» YOUR INSTRUCTIONS:
All entries below are to be set down again, identical to the source.

» ENTRIES PROVIDED:
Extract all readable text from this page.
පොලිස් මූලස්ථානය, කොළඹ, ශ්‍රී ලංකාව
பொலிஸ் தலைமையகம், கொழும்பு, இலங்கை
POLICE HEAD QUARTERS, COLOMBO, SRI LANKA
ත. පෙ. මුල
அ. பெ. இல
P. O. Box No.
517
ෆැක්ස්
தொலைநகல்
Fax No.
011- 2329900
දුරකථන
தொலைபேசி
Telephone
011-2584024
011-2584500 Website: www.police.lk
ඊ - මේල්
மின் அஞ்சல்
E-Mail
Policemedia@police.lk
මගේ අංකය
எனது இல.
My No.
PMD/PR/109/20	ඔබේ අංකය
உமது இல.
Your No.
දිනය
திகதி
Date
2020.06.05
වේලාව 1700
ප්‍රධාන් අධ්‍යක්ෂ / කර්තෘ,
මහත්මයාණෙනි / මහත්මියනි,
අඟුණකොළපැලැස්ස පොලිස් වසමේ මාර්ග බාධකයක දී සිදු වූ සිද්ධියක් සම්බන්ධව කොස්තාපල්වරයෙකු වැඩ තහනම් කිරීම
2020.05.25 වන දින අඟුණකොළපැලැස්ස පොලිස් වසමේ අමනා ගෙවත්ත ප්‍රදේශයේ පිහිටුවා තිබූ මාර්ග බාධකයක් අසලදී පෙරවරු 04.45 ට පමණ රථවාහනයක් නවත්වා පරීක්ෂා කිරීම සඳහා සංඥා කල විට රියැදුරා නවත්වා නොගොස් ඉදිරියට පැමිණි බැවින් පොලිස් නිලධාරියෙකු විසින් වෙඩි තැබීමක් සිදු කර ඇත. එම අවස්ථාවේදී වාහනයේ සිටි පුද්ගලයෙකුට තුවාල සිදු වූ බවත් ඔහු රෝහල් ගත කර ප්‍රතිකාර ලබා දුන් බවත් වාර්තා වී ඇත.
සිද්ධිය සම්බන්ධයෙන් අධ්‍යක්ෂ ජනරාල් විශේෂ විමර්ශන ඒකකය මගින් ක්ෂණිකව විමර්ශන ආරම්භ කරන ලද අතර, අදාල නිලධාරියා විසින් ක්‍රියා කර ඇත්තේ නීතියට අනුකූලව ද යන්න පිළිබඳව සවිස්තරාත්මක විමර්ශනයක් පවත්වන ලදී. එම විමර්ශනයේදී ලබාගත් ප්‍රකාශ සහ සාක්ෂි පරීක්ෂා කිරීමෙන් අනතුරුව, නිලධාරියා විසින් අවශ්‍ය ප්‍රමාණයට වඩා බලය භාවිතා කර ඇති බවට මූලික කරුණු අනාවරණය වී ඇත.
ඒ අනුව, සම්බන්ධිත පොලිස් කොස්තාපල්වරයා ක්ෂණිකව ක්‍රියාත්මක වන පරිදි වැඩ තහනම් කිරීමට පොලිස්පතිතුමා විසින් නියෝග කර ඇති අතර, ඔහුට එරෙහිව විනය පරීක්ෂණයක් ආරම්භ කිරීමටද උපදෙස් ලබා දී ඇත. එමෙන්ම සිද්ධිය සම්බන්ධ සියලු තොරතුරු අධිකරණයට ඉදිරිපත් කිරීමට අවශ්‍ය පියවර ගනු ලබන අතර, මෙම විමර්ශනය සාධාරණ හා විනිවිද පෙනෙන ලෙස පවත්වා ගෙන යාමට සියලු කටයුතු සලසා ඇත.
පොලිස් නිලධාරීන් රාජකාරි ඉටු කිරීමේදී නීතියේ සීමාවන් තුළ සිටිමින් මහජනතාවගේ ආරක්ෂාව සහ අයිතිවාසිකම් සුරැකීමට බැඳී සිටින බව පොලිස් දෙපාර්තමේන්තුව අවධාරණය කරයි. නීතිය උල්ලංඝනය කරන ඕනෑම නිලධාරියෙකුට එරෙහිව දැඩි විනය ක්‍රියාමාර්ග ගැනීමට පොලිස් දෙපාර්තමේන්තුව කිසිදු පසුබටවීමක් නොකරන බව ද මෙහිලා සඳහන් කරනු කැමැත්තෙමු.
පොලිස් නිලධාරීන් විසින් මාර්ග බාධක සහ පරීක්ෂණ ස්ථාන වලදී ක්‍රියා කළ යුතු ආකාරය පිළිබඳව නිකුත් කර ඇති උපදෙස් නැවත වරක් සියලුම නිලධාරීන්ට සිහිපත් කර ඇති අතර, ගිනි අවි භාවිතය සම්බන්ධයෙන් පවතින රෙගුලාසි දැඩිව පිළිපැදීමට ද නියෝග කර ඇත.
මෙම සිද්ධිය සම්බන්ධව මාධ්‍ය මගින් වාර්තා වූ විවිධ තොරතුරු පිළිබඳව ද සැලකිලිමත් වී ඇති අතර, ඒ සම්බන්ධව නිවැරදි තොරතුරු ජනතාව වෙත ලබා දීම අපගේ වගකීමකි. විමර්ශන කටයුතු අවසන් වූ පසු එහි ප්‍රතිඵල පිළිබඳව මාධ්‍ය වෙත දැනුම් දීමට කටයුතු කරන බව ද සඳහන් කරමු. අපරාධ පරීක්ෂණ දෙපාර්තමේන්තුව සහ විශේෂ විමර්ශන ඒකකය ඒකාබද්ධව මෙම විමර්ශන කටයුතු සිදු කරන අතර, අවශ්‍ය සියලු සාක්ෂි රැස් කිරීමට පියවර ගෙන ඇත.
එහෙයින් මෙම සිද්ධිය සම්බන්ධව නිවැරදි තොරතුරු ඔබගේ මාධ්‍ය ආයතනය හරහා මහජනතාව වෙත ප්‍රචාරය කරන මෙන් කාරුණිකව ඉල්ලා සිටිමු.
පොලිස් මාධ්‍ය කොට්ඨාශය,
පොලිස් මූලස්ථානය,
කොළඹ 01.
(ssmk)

» SOLUTION TO THIS EXERCISE:
Extract all readable text from this page.
පොලිස් මූලස්ථානය, කොළඹ, ශ්‍රී ලංකාව
பொலிஸ் தலைமையகம், கொழும்பு, இலங்கை
POLICE HEAD QUARTERS, COLOMBO, SRI LANKA
ත. පෙ. මුල
அ. பெ. இல
P. O. Box No.
517
ෆැක්ස්
தொலைநகல்
Fax No.
011- 2329900
දුරකථන
தொலைபேசி
Telephone
011-2584024
011-2584500 Website: www.police.lk
ඊ - මේල්
மின் அஞ்சல்
E-Mail
Policemedia@police.lk
මගේ අංකය
எனது இல.
My No.
PMD/PR/109/20	ඔබේ අංකය
உமது இல.
Your No.
දිනය
திகதி
Date
2020.06.05
වේලාව 1700
ප්‍රධාන් අධ්‍යක්ෂ / කර්තෘ,
මහත්මයාණෙනි / මහත්මියනි,
අඟුණකොළපැලැස්ස පොලිස් වසමේ මාර්ග බාධකයක දී සිදු වූ සිද්ධියක් සම්බන්ධව කොස්තාපල්වරයෙකු වැඩ තහනම් කිරීම
2020.05.25 වන දින අඟුණකොළපැලැස්ස පොලිස් වසමේ අමනා ගෙවත්ත ප්‍රදේශයේ පිහිටුවා තිබූ මාර්ග බාධකයක් අසලදී පෙරවරු 04.45 ට පමණ රථවාහනයක් නවත්වා පරීක්ෂා කිරීම සඳහා සංඥා කල විට රියැදුරා නවත්වා නොගොස් ඉදිරියට පැමිණි බැවින් පොලිස් නිලධාරියෙකු විසින් වෙඩි තැබීමක් සිදු කර ඇත. එම අවස්ථාවේදී වාහනයේ සිටි පුද්ගලයෙකුට තුවාල සිදු වූ බවත් ඔහු රෝහල් ගත කර ප්‍රතිකාර ලබා දුන් බවත් වාර්තා වී ඇත.
සිද්ධිය සම්බන්ධයෙන් අධ්‍යක්ෂ ජනරාල් විශේෂ විමර්ශන ඒකකය මගින් ක්ෂණිකව විමර්ශන ආරම්භ කරන ලද අතර, අදාල නිලධාරියා විසින් ක්‍රියා කර ඇත්තේ නීතියට අනුකූලව ද යන්න පිළිබඳව සවිස්තරාත්මක විමර්ශනයක් පවත්වන ලදී. එම විමර්ශනයේදී ලබාගත් ප්‍රකාශ සහ සාක්ෂි පරීක්ෂා කිරීමෙන් අනතුරුව, නිලධාරියා විසින් අවශ්‍ය ප්‍රමාණයට වඩා බලය භාවිතා කර ඇති බවට මූලික කරුණු අනාවරණය වී ඇත.
ඒ අනුව, සම්බන්ධිත පොලිස් කොස්තාපල්වරයා ක්ෂණිකව ක්‍රියාත්මක වන පරිදි වැඩ තහනම් කිරීමට පොලිස්පතිතුමා විසින් නියෝග කර ඇති අතර, ඔහුට එරෙහිව විනය පරීක්ෂණයක් ආරම්භ කිරීමටද උපදෙස් ලබා දී ඇත. එමෙන්ම සිද්ධිය සම්බන්ධ සියලු තොරතුරු අධිකරණයට ඉදිරිපත් කිරීමට අවශ්‍ය පියවර ගනු ලබන අතර, මෙම විමර්ශනය සාධාරණ හා විනිවිද පෙනෙන ලෙස පවත්වා ගෙන යාමට සියලු කටයුතු සලසා ඇත.
පොලිස් නිලධාරීන් රාජකාරි ඉටු කිරීමේදී නීතියේ සීමාවන් තුළ සිටිමින් මහජනතාවගේ ආරක්ෂාව සහ අයිතිවාසිකම් සුරැකීමට බැඳී සිටින බව පොලිස් දෙපාර්තමේන්තුව අවධාරණය කරයි. නීතිය උල්ලංඝනය කරන ඕනෑම නිලධාරියෙකුට එරෙහිව දැඩි විනය ක්‍රියාමාර්ග ගැනීමට පොලිස් දෙපාර්තමේන්තුව කිසිදු පසුබටවීමක් නොකරන බව ද මෙහිලා සඳහන් කරනු කැමැත්තෙමු.
පොලිස් නිලධාරීන් විසින් මාර්ග බාධක සහ පරීක්ෂණ ස්ථාන වලදී ක්‍රියා කළ යුතු ආකාරය පිළිබඳව නිකුත් කර ඇති උපදෙස් නැවත වරක් සියලුම නිලධාරීන්ට සිහිපත් කර ඇති අතර, ගිනි අවි භාවිතය සම්බන්ධයෙන් පවතින රෙගුලාසි දැඩිව පිළිපැදීමට ද නියෝග කර ඇත.
මෙම සිද්ධිය සම්බන්ධව මාධ්‍ය මගින් වාර්තා වූ විවිධ තොරතුරු පිළිබඳව ද සැලකිලිමත් වී ඇති අතර, ඒ සම්බන්ධව නිවැරදි තොරතුරු ජනතාව වෙත ලබා දීම අපගේ වගකීමකි. විමර්ශන කටයුතු අවසන් වූ පසු එහි ප්‍රතිඵල පිළිබඳව මාධ්‍ය වෙත දැනුම් දීමට කටයුතු කරන බව ද සඳහන් කරමු. අපරාධ පරීක්ෂණ දෙපාර්තමේන්තුව සහ විශේෂ විමර්ශන ඒකකය ඒකාබද්ධව මෙම විමර්ශන කටයුතු සිදු කරන අතර, අවශ්‍ය සියලු සාක්ෂි රැස් කිරීමට පියවර ගෙන ඇත.
එහෙයින් මෙම සිද්ධිය සම්බන්ධව නිවැරදි තොරතුරු ඔබගේ මාධ්‍ය ආයතනය හරහා මහජනතාව වෙත ප්‍රචාරය කරන මෙන් කාරුණිකව ඉල්ලා සිටිමු.
පොලිස් මාධ්‍ය කොට්ඨාශය,
පොලිස් මූලස්ථානය,
කොළඹ 01.
(ssmk)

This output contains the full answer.